We have a windows forwarder running on vm02, and forwarding data to vm01 which is the main Splunk Enterprise.
we configured the inputs and props.conf in the vm02 forwarder level, so far we are able to search the events in vm01, coming from the vm02. But when we go to sourcetypes or inputs link in the vm01 GUI. We dont see any sourcetypes or inputs that are configured at forwarder level. But we are able to search the events using the forwarder sourcetypes in the vm01.
How to make vm01 GUI to show the vm02 sourcetypes and inputs ?
In order for configurations on a forwarder to be seen on another solunk instance, you would need to put the config files on said instance (in this case vm01.
The best way to handle management of configurations is through apps, or in this case, what would be referred to as a technical add-on (TA).
Beyond the nomenclature, an "app" is simply a directory containing configuration files.
******
- **Work order**
From the forum thread's opening post, list each item the poster says was configured on the vm02 forwarder or does not appear in the vm01 GUI.
******
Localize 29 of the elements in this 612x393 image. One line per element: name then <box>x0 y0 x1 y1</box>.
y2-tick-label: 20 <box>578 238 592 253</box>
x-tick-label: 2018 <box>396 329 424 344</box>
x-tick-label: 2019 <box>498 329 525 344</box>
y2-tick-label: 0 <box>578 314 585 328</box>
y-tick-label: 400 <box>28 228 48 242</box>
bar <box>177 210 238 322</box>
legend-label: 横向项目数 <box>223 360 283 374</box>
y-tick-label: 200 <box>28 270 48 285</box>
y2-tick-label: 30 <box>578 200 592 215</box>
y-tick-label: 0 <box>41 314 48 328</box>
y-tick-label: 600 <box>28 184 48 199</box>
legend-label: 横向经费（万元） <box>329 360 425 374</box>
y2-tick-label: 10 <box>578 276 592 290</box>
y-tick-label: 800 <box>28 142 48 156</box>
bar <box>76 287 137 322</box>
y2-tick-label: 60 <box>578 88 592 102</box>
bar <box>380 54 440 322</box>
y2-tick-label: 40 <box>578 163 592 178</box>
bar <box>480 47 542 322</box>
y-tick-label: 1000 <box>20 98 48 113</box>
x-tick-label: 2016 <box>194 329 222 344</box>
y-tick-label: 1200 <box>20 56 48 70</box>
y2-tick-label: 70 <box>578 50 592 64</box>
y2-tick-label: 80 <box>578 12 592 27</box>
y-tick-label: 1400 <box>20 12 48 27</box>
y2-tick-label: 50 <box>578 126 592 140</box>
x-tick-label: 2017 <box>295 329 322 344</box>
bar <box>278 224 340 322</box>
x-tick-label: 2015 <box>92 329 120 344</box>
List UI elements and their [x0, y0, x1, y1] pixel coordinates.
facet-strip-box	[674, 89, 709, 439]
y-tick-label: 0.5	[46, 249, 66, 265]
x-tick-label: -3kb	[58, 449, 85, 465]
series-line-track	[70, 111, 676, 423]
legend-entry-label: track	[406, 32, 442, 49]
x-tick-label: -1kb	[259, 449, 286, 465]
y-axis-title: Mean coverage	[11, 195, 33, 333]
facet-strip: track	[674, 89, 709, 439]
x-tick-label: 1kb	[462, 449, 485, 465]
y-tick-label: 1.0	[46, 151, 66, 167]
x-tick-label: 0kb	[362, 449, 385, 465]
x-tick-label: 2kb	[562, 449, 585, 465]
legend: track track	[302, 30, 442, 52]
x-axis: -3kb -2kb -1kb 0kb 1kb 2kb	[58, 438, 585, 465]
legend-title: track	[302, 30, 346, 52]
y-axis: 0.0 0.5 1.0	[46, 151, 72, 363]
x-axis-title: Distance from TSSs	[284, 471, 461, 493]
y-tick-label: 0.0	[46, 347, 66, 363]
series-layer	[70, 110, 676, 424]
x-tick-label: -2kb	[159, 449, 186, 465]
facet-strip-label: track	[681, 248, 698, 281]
******
- **Reply to the exercise**
- inputs
- props.conf
- sourcetypes